### Exercise
What follows is a set of records; restate each one word for word and drop the pictures.

Records from a data source
□ □ □ □ □ □ □
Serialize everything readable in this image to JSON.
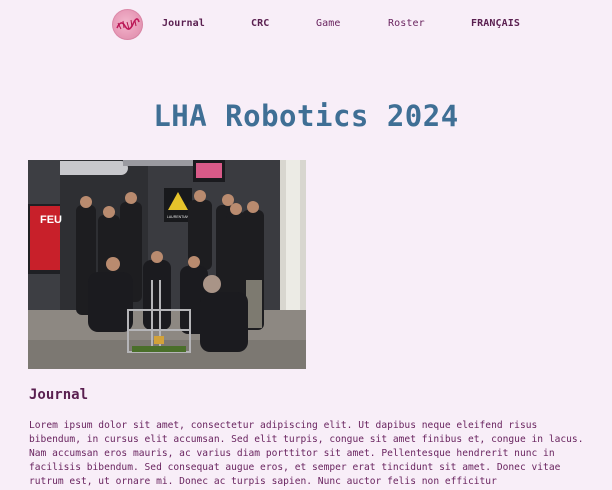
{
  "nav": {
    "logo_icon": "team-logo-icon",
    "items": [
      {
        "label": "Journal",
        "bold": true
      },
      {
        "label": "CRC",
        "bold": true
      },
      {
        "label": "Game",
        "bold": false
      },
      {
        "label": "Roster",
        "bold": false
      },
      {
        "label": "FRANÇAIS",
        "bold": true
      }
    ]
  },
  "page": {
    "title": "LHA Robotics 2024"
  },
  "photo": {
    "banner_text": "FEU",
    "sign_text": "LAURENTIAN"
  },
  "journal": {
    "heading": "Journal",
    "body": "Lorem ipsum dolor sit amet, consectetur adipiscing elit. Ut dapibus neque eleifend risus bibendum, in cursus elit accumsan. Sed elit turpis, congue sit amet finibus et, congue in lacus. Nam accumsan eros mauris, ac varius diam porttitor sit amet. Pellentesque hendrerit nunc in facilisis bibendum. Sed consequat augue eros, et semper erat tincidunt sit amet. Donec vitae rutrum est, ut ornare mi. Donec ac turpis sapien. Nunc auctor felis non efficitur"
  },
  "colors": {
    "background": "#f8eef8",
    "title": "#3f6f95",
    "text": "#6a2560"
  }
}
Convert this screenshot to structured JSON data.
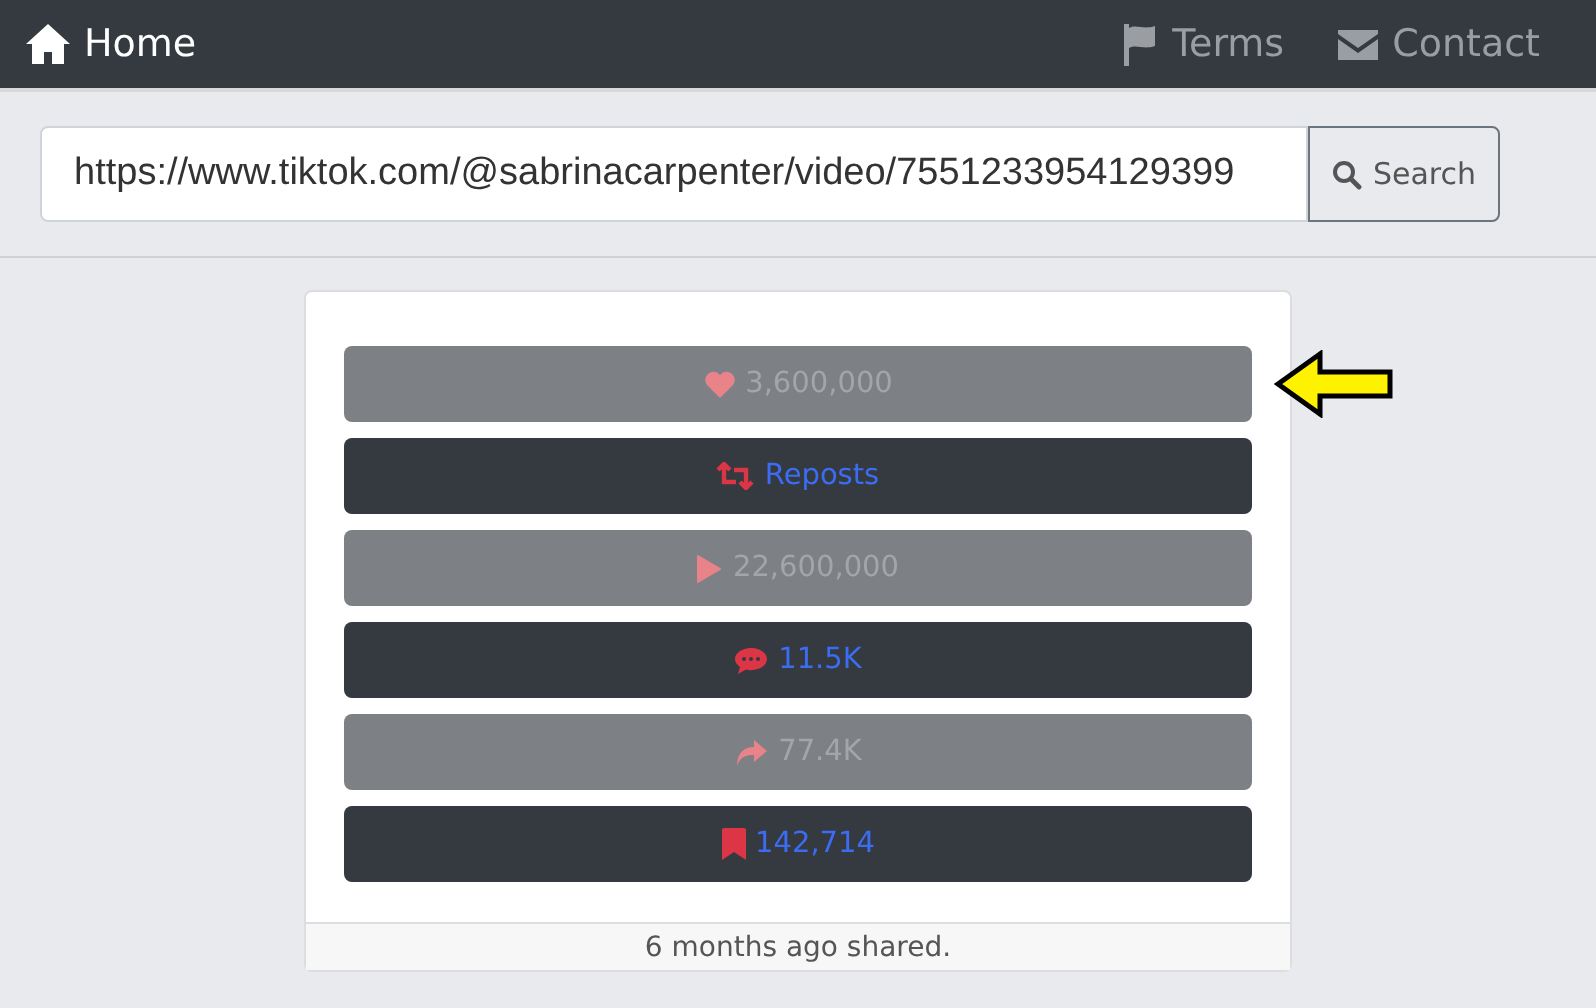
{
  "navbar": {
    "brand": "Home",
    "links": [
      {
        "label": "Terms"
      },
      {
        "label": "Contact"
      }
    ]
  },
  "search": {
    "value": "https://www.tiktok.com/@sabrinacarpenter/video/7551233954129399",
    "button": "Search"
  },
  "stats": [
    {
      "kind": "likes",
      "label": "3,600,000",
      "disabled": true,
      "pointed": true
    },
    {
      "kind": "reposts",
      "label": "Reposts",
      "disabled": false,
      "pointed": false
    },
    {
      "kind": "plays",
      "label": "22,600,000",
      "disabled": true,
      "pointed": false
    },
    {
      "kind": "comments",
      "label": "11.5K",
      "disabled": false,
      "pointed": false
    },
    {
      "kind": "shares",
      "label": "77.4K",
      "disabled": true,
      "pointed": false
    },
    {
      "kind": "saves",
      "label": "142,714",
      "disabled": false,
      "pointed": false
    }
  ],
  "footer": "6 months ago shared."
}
□ □ □ □ □ □ □
### Task answer
Serialize everything readable in this image to JSON.
{
  "nav": {
    "logo_icon": "team-logo-icon",
    "items": [
      {
        "label": "Journal",
        "bold": true
      },
      {
        "label": "CRC",
        "bold": true
      },
      {
        "label": "Game",
        "bold": false
      },
      {
        "label": "Roster",
        "bold": false
      },
      {
        "label": "FRANÇAIS",
        "bold": true
      }
    ]
  },
  "page": {
    "title": "LHA Robotics 2024"
  },
  "photo": {
    "banner_text": "FEU",
    "sign_text": "LAURENTIAN"
  },
  "journal": {
    "heading": "Journal",
    "body": "Lorem ipsum dolor sit amet, consectetur adipiscing elit. Ut dapibus neque eleifend risus bibendum, in cursus elit accumsan. Sed elit turpis, congue sit amet finibus et, congue in lacus. Nam accumsan eros mauris, ac varius diam porttitor sit amet. Pellentesque hendrerit nunc in facilisis bibendum. Sed consequat augue eros, et semper erat tincidunt sit amet. Donec vitae rutrum est, ut ornare mi. Donec ac turpis sapien. Nunc auctor felis non efficitur"
  },
  "colors": {
    "background": "#f8eef8",
    "title": "#3f6f95",
    "text": "#6a2560"
  }
}
Convert this screenshot to structured JSON data.
{
  "navbar": {
    "brand": "Home",
    "links": [
      {
        "label": "Terms"
      },
      {
        "label": "Contact"
      }
    ]
  },
  "search": {
    "value": "https://www.tiktok.com/@sabrinacarpenter/video/7551233954129399",
    "button": "Search"
  },
  "stats": [
    {
      "kind": "likes",
      "label": "3,600,000",
      "disabled": true,
      "pointed": true
    },
    {
      "kind": "reposts",
      "label": "Reposts",
      "disabled": false,
      "pointed": false
    },
    {
      "kind": "plays",
      "label": "22,600,000",
      "disabled": true,
      "pointed": false
    },
    {
      "kind": "comments",
      "label": "11.5K",
      "disabled": false,
      "pointed": false
    },
    {
      "kind": "shares",
      "label": "77.4K",
      "disabled": true,
      "pointed": false
    },
    {
      "kind": "saves",
      "label": "142,714",
      "disabled": false,
      "pointed": false
    }
  ],
  "footer": "6 months ago shared."
}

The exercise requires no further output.